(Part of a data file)
────────────────────

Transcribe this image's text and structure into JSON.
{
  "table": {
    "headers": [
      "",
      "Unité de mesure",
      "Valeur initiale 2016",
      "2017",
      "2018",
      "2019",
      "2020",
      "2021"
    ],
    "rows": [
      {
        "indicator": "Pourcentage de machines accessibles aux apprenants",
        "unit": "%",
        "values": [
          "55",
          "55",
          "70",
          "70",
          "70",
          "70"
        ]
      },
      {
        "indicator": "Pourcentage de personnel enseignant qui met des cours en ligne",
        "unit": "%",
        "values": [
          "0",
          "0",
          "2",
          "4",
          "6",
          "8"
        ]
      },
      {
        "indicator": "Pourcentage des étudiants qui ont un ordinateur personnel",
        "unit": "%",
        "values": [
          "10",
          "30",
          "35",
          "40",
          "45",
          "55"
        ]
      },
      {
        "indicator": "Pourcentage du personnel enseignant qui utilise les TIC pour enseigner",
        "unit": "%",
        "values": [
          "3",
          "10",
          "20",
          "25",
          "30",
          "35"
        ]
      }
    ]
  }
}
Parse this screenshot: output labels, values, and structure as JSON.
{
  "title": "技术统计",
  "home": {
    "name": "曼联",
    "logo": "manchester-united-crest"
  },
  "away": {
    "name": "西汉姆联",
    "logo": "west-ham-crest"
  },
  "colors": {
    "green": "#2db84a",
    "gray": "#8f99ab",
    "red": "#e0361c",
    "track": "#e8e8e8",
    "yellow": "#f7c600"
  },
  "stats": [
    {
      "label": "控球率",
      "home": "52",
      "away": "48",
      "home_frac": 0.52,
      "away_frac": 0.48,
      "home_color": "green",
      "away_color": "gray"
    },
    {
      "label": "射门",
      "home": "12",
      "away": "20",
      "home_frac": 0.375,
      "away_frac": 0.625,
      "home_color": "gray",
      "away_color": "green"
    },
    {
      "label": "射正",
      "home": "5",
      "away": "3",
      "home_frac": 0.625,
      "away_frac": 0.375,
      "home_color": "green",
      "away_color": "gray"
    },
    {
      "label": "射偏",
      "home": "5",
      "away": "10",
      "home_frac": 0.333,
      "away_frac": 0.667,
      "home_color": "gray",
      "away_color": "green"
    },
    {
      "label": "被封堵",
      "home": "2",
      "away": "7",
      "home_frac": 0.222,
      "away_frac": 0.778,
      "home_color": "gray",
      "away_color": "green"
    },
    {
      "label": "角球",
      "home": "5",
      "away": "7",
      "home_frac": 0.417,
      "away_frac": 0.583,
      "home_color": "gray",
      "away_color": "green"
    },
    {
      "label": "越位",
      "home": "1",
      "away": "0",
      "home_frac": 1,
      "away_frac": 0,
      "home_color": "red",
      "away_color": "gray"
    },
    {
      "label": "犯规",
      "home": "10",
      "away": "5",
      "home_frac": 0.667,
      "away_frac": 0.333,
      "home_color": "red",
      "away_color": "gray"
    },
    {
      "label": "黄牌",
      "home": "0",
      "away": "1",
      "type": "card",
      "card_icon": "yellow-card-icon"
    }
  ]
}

────────────────────

• **What is needed**: Give all of the entries again, word for word.

• **Solution**:
Transcribe this image's text and structure into JSON.
{
  "table": {
    "headers": [
      "",
      "Unité de mesure",
      "Valeur initiale 2016",
      "2017",
      "2018",
      "2019",
      "2020",
      "2021"
    ],
    "rows": [
      {
        "indicator": "Pourcentage de machines accessibles aux apprenants",
        "unit": "%",
        "values": [
          "55",
          "55",
          "70",
          "70",
          "70",
          "70"
        ]
      },
      {
        "indicator": "Pourcentage de personnel enseignant qui met des cours en ligne",
        "unit": "%",
        "values": [
          "0",
          "0",
          "2",
          "4",
          "6",
          "8"
        ]
      },
      {
        "indicator": "Pourcentage des étudiants qui ont un ordinateur personnel",
        "unit": "%",
        "values": [
          "10",
          "30",
          "35",
          "40",
          "45",
          "55"
        ]
      },
      {
        "indicator": "Pourcentage du personnel enseignant qui utilise les TIC pour enseigner",
        "unit": "%",
        "values": [
          "3",
          "10",
          "20",
          "25",
          "30",
          "35"
        ]
      }
    ]
  }
}
Parse this screenshot: output labels, values, and structure as JSON.
{
  "title": "技术统计",
  "home": {
    "name": "曼联",
    "logo": "manchester-united-crest"
  },
  "away": {
    "name": "西汉姆联",
    "logo": "west-ham-crest"
  },
  "colors": {
    "green": "#2db84a",
    "gray": "#8f99ab",
    "red": "#e0361c",
    "track": "#e8e8e8",
    "yellow": "#f7c600"
  },
  "stats": [
    {
      "label": "控球率",
      "home": "52",
      "away": "48",
      "home_frac": 0.52,
      "away_frac": 0.48,
      "home_color": "green",
      "away_color": "gray"
    },
    {
      "label": "射门",
      "home": "12",
      "away": "20",
      "home_frac": 0.375,
      "away_frac": 0.625,
      "home_color": "gray",
      "away_color": "green"
    },
    {
      "label": "射正",
      "home": "5",
      "away": "3",
      "home_frac": 0.625,
      "away_frac": 0.375,
      "home_color": "green",
      "away_color": "gray"
    },
    {
      "label": "射偏",
      "home": "5",
      "away": "10",
      "home_frac": 0.333,
      "away_frac": 0.667,
      "home_color": "gray",
      "away_color": "green"
    },
    {
      "label": "被封堵",
      "home": "2",
      "away": "7",
      "home_frac": 0.222,
      "away_frac": 0.778,
      "home_color": "gray",
      "away_color": "green"
    },
    {
      "label": "角球",
      "home": "5",
      "away": "7",
      "home_frac": 0.417,
      "away_frac": 0.583,
      "home_color": "gray",
      "away_color": "green"
    },
    {
      "label": "越位",
      "home": "1",
      "away": "0",
      "home_frac": 1,
      "away_frac": 0,
      "home_color": "red",
      "away_color": "gray"
    },
    {
      "label": "犯规",
      "home": "10",
      "away": "5",
      "home_frac": 0.667,
      "away_frac": 0.333,
      "home_color": "red",
      "away_color": "gray"
    },
    {
      "label": "黄牌",
      "home": "0",
      "away": "1",
      "type": "card",
      "card_icon": "yellow-card-icon"
    }
  ]
}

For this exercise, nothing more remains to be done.